-- Provided records start --

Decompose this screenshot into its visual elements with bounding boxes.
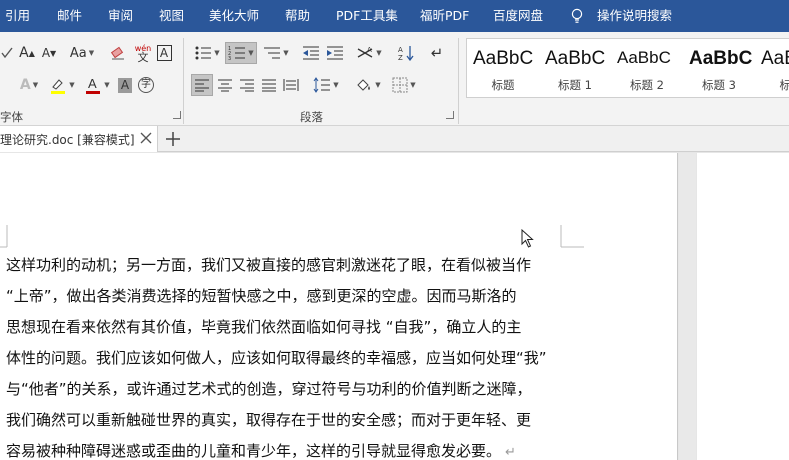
style-heading-3[interactable]: AaBbC 标题 3 [683,39,755,97]
font-dialog-launcher-icon[interactable] [173,111,181,119]
chinese-layout-icon[interactable]: A ▼ [354,42,384,64]
style-name: 标题 2 [630,78,664,92]
paragraph-shading-icon[interactable]: ▼ [352,74,384,96]
document-area: 这样功利的动机；另一方面，我们又被直接的感官刺激迷花了眼，在看似被当作 “上帝”… [0,153,789,460]
text-line: 体性的问题。我们应该如何做人，应该如何取得最终的幸福感，应当如何处理“我” [6,349,547,367]
bullets-icon[interactable]: ▼ [192,42,222,64]
style-heading-more[interactable]: AaBb 标题 [755,39,789,97]
character-border-icon[interactable]: A [155,42,173,64]
increase-indent-icon[interactable] [324,42,346,64]
text-line: 与“他者”的关系，或许通过艺术式的创造，穿过符号与功利的价值判断之迷障， [6,380,532,398]
align-right-button[interactable] [236,74,258,96]
menu-item-foxit-pdf[interactable]: 福昕PDF [420,0,469,32]
text-effects-icon[interactable]: A ▼ [14,74,44,96]
tell-me-search[interactable]: 操作说明搜索 [597,0,672,32]
change-case-button[interactable]: Aa ▼ [66,42,98,64]
paragraph-mark: ↵ [505,445,516,460]
menu-item-view[interactable]: 视图 [159,0,184,32]
sort-icon[interactable]: AZ [396,42,418,64]
text-line: 这样功利的动机；另一方面，我们又被直接的感官刺激迷花了眼，在看似被当作 [6,256,532,274]
body-paragraph[interactable]: 这样功利的动机；另一方面，我们又被直接的感官刺激迷花了眼，在看似被当作 “上帝”… [6,250,564,460]
font-color-icon[interactable]: A ▼ [82,74,112,96]
text-line: 我们确然可以重新触碰世界的真实，取得存在于世的安全感；而对于更年轻、更 [6,411,532,429]
phonetic-guide-icon[interactable]: wén 文 [134,42,152,64]
style-sample: AaBbC [545,48,606,69]
styles-gallery: AaBbC 标题 AaBbC 标题 1 AaBbC 标题 2 AaBbC 标题 … [466,38,789,98]
paragraph-group-label: 段落 [300,110,323,124]
style-name: 标题 3 [702,78,736,92]
align-center-button[interactable] [214,74,236,96]
group-separator [458,38,459,124]
font-group-label: 字体 [0,110,23,124]
distributed-align-button[interactable] [280,74,302,96]
borders-icon[interactable]: ▼ [388,74,420,96]
style-name: 标题 [491,78,515,92]
style-name: 标题 [755,77,789,93]
menu-item-references[interactable]: 引用 [5,0,30,32]
side-panel [697,153,789,460]
style-title[interactable]: AaBbC 标题 [467,39,539,97]
menu-item-mailings[interactable]: 邮件 [57,0,82,32]
show-formatting-marks-icon[interactable]: ↵ [426,42,448,64]
character-shading-icon[interactable]: A [116,74,134,96]
text-line: 思想现在看来依然有其价值，毕竟我们依然面临如何寻找 “自我”，确立人的主 [6,318,522,336]
multilevel-list-icon[interactable]: ▼ [260,42,292,64]
plus-icon[interactable] [164,130,182,148]
menu-bar: 引用 邮件 审阅 视图 美化大师 帮助 PDF工具集 福昕PDF 百度网盘 操作… [0,0,789,32]
menu-item-review[interactable]: 审阅 [108,0,133,32]
crop-mark-right [560,225,584,248]
grow-font-button[interactable]: A ▲ [17,42,37,64]
numbering-icon[interactable]: 1 2 3 ▼ [225,42,257,64]
style-name: 标题 1 [558,78,592,92]
document-tab[interactable]: 理论研究.doc [兼容模式] [0,126,158,152]
line-spacing-icon[interactable]: ▼ [310,74,342,96]
text-line-content: 容易被种种障碍迷惑或歪曲的儿童和青少年，这样的引导就显得愈发必要。 [6,442,502,460]
decrease-indent-icon[interactable] [300,42,322,64]
ribbon: A ▲ A ▼ Aa ▼ wén 文 A A ▼ ▼ A ▼ A 字 字体 ▼ 1 2 3 ▼ ▼ [0,32,789,126]
svg-text:A: A [88,76,97,91]
style-heading-2[interactable]: AaBbC 标题 2 [611,39,683,97]
menu-item-pdf-tools[interactable]: PDF工具集 [336,0,398,32]
align-left-button[interactable] [191,74,213,96]
clear-formatting-icon[interactable] [108,42,128,64]
enclose-characters-icon[interactable]: 字 [137,74,155,96]
style-sample: AaBbC [617,48,671,67]
style-heading-1[interactable]: AaBbC 标题 1 [539,39,611,97]
shrink-font-button[interactable]: A ▼ [39,42,59,64]
svg-text:A: A [367,46,372,54]
paragraph-dialog-launcher-icon[interactable] [446,111,454,119]
document-tab-strip: 理论研究.doc [兼容模式] [0,126,789,152]
style-sample: AaBb [761,48,789,69]
document-tab-title: 理论研究.doc [兼容模式] [0,133,135,147]
group-separator [183,38,184,124]
menu-item-beautify[interactable]: 美化大师 [209,0,259,32]
style-sample: AaBbC [473,48,534,69]
mouse-cursor-icon [521,229,534,248]
vertical-scrollbar[interactable] [679,153,696,460]
svg-text:A: A [398,46,403,54]
svg-text:3: 3 [228,56,231,61]
menu-item-help[interactable]: 帮助 [285,0,310,32]
crop-mark-left [0,225,8,248]
document-page[interactable]: 这样功利的动机；另一方面，我们又被直接的感官刺激迷花了眼，在看似被当作 “上帝”… [0,153,678,460]
svg-text:Z: Z [398,54,403,61]
close-icon[interactable] [139,131,153,145]
text-line: “上帝”，做出各类消费选择的短暂快感之中，感到更深的空虚。因而马斯洛的 [6,287,517,305]
style-sample: AaBbC [689,48,753,69]
justify-button[interactable] [258,74,280,96]
checkmark-icon[interactable] [0,42,14,64]
lightbulb-icon [571,8,583,23]
text-line-last: 容易被种种障碍迷惑或歪曲的儿童和青少年，这样的引导就显得愈发必要。 ↵ [6,436,564,460]
menu-item-baidu-netdisk[interactable]: 百度网盘 [493,0,543,32]
highlight-color-icon[interactable]: ▼ [46,74,78,96]
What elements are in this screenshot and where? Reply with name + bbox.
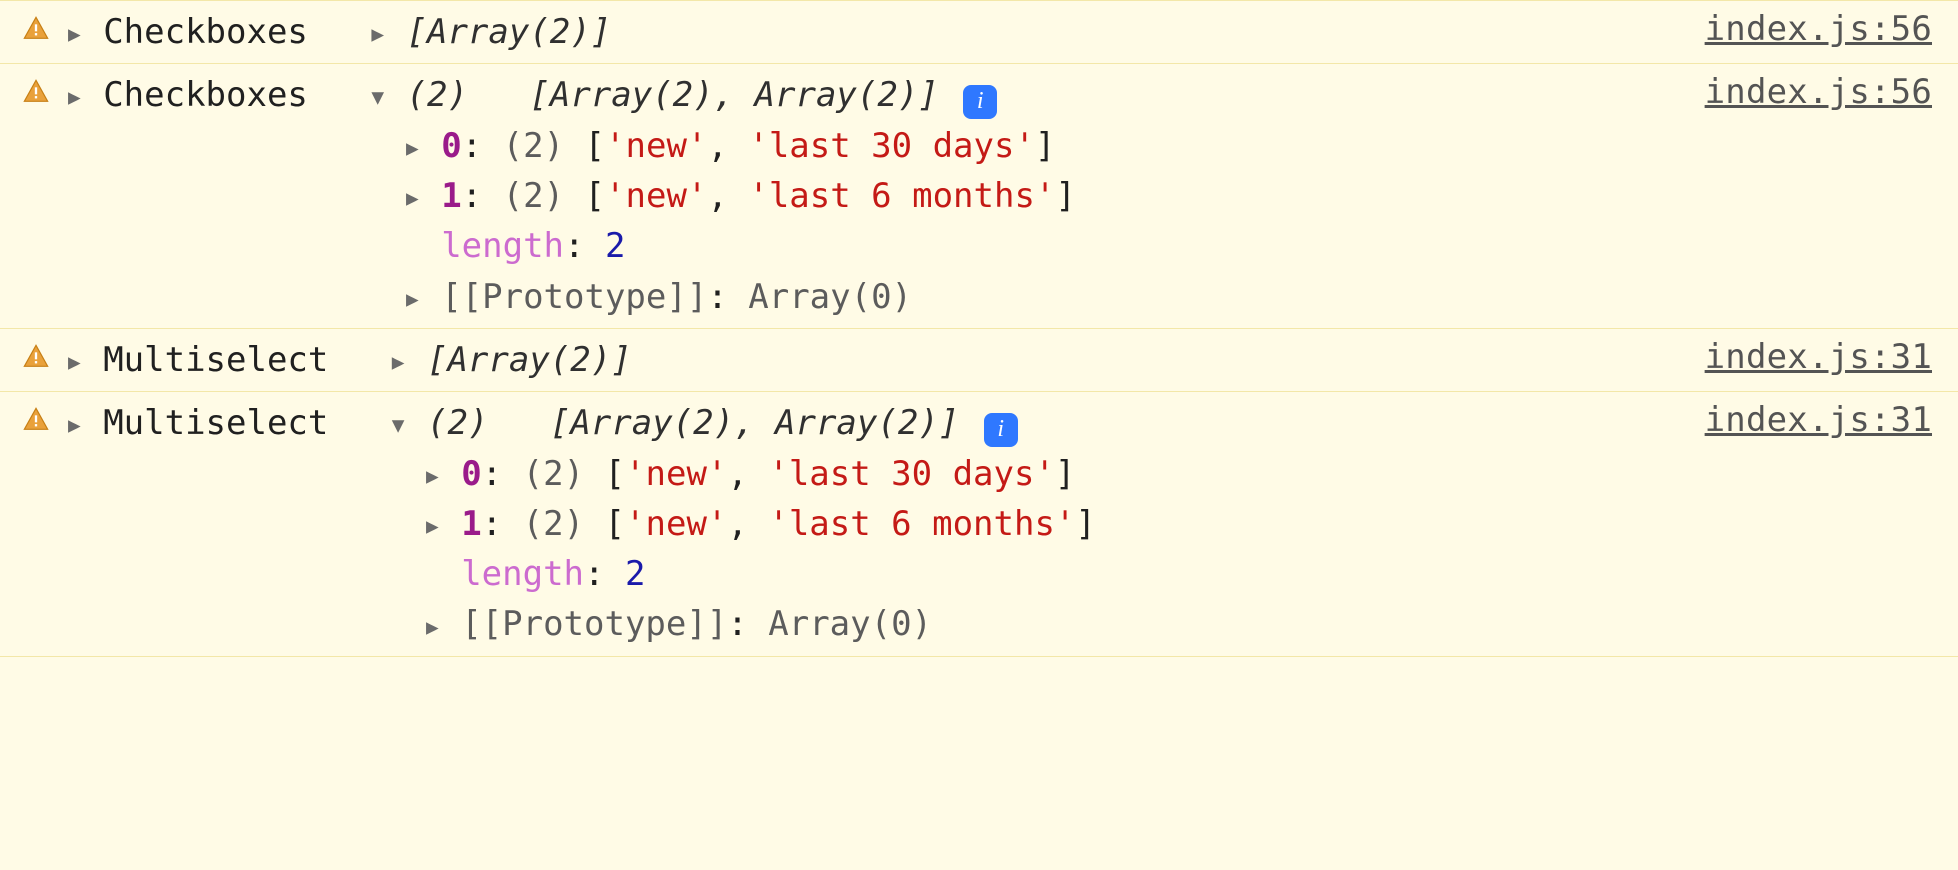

-- Provided records end --

▶ Aim: Write out every line of the entries above as a JSON list of strings, one string per line. Skip blank lines and leave the pictures out.

▶ Reply to the task:
[
  "Decompose this screenshot into its visual elements with bounding boxes.",
  "style-heading-3[interactable]: AaBbC 标题 3 [683,39,755,97]",
  "font-dialog-launcher-icon[interactable] [173,111,181,119]",
  "chinese-layout-icon[interactable]: A ▼ [354,42,384,64]",
  "style-name: 标题 2 [630,78,664,92]",
  "paragraph-shading-icon[interactable]: ▼ [352,74,384,96]",
  "document-area: 这样功利的动机；另一方面，我们又被直接的感官刺激迷花了眼，在看似被当作 “上帝”… [0,153,789,460]",
  "text-line: 体性的问题。我们应该如何做人，应该如何取得最终的幸福感，应当如何处理“我” [6,349,547,367]",
  "bullets-icon[interactable]: ▼ [192,42,222,64]",
  "style-heading-more[interactable]: AaBb 标题 [755,39,789,97]",
  "character-border-icon[interactable]: A [155,42,173,64]",
  "increase-indent-icon[interactable] [324,42,346,64]",
  "text-line: 与“他者”的关系，或许通过艺术式的创造，穿过符号与功利的价值判断之迷障， [6,380,532,398]",
  "align-right-button[interactable] [236,74,258,96]",
  "menu-item-foxit-pdf[interactable]: 福昕PDF [420,0,469,32]",
  "text-effects-icon[interactable]: A ▼ [14,74,44,96]",
  "tell-me-search[interactable]: 操作说明搜索 [597,0,672,32]",
  "change-case-button[interactable]: Aa ▼ [66,42,98,64]",
  "paragraph-mark: ↵ [505,445,516,460]",
  "menu-item-view[interactable]: 视图 [159,0,184,32]",
  "sort-icon[interactable]: AZ [396,42,418,64]",
  "text-line: 这样功利的动机；另一方面，我们又被直接的感官刺激迷花了眼，在看似被当作 [6,256,532,274]",
  "body-paragraph[interactable]: 这样功利的动机；另一方面，我们又被直接的感官刺激迷花了眼，在看似被当作 “上帝”… [6,250,564,460]",
  "font-color-icon[interactable]: A ▼ [82,74,112,96]",
  "text-line: 我们确然可以重新触碰世界的真实，取得存在于世的安全感；而对于更年轻、更 [6,411,532,429]",
  "phonetic-guide-icon[interactable]: wén 文 [134,42,152,64]",
  "style-sample: AaBbC [545,48,606,69]",
  "styles-gallery: AaBbC 标题 AaBbC 标题 1 AaBbC 标题 2 AaBbC 标题 … [466,38,789,98]",
  "paragraph-group-label: 段落 [300,110,323,124]",
  "style-name: 标题 3 [702,78,736,92]",
  "align-center-button[interactable] [214,74,236,96]",
  "group-separator [458,38,459,124]",
  "font-group-label: 字体 [0,110,23,124]",
  "distributed-align-button[interactable] [280,74,302,96]",
  "borders-icon[interactable]: ▼ [388,74,420,96]",
  "style-name: 标题 [491,78,515,92]",
  "style-name: 标题 [755,77,789,93]",
  "menu-item-references[interactable]: 引用 [5,0,30,32]",
  "side-panel [697,153,789,460]",
  "style-title[interactable]: AaBbC 标题 [467,39,539,97]",
  "menu-item-mailings[interactable]: 邮件 [57,0,82,32]",
  "show-formatting-marks-icon[interactable]: ↵ [426,42,448,64]",
  "character-shading-icon[interactable]: A [116,74,134,96]",
  "text-line: 思想现在看来依然有其价值，毕竟我们依然面临如何寻找 “自我”，确立人的主 [6,318,522,336]",
  "multilevel-list-icon[interactable]: ▼ [260,42,292,64]",
  "plus-icon[interactable] [164,130,182,148]",
  "menu-bar: 引用 邮件 审阅 视图 美化大师 帮助 PDF工具集 福昕PDF 百度网盘 操作… [0,0,789,32]",
  "menu-item-review[interactable]: 审阅 [108,0,133,32]",
  "crop-mark-right [560,225,584,248]",
  "grow-font-button[interactable]: A ▲ [17,42,37,64]",
  "numbering-icon[interactable]: 1 2 3 ▼ [225,42,257,64]",
  "style-name: 标题 1 [558,78,592,92]",
  "document-tab[interactable]: 理论研究.doc [兼容模式] [0,126,158,152]",
  "line-spacing-icon[interactable]: ▼ [310,74,342,96]",
  "text-line-content: 容易被种种障碍迷惑或歪曲的儿童和青少年，这样的引导就显得愈发必要。 [6,442,502,460]",
  "decrease-indent-icon[interactable] [300,42,322,64]",
  "ribbon: A ▲ A ▼ Aa ▼ wén 文 A A ▼ ▼ A ▼ A 字 字体 ▼ 1 2 3 ▼ ▼ [0,32,789,126]",
  "svg-text:A: A [88,76,97,91]",
  "style-heading-2[interactable]: AaBbC 标题 2 [611,39,683,97]",
  "menu-item-pdf-tools[interactable]: PDF工具集 [336,0,398,32]",
  "align-left-button[interactable] [191,74,213,96]",
  "clear-formatting-icon[interactable] [108,42,128,64]",
  "enclose-characters-icon[interactable]: 字 [137,74,155,96]",
  "style-sample: AaBbC [617,48,671,67]",
  "style-heading-1[interactable]: AaBbC 标题 1 [539,39,611,97]",
  "shrink-font-button[interactable]: A ▼ [39,42,59,64]",
  "svg-text:A: A [367,46,372,54]",
  "paragraph-dialog-launcher-icon[interactable] [446,111,454,119]",
  "document-tab-strip: 理论研究.doc [兼容模式] [0,126,789,152]",
  "style-sample: AaBb [761,48,789,69]",
  "document-tab-title: 理论研究.doc [兼容模式] [0,133,135,147]",
  "group-separator [183,38,184,124]",
  "menu-item-beautify[interactable]: 美化大师 [209,0,259,32]",
  "style-sample: AaBbC [473,48,534,69]",
  "mouse-cursor-icon [521,229,534,248]",
  "vertical-scrollbar[interactable] [679,153,696,460]",
  "svg-text:A: A [398,46,403,54]",
  "svg-text:3: 3 [228,56,231,61]",
  "menu-item-help[interactable]: 帮助 [285,0,310,32]",
  "crop-mark-left [0,225,8,248]",
  "document-page[interactable]: 这样功利的动机；另一方面，我们又被直接的感官刺激迷花了眼，在看似被当作 “上帝”… [0,153,678,460]",
  "svg-text:Z: Z [398,54,403,61]",
  "close-icon[interactable] [139,131,153,145]",
  "text-line: “上帝”，做出各类消费选择的短暂快感之中，感到更深的空虚。因而马斯洛的 [6,287,517,305]",
  "style-sample: AaBbC [689,48,753,69]",
  "justify-button[interactable] [258,74,280,96]",
  "checkmark-icon[interactable] [0,42,14,64]",
  "lightbulb-icon [571,8,583,23]",
  "text-line-last: 容易被种种障碍迷惑或歪曲的儿童和青少年，这样的引导就显得愈发必要。 ↵ [6,436,564,460]",
  "menu-item-baidu-netdisk[interactable]: 百度网盘 [493,0,543,32]",
  "highlight-color-icon[interactable]: ▼ [46,74,78,96]",
  "What elements are in this screenshot and where? Reply with name + bbox."
]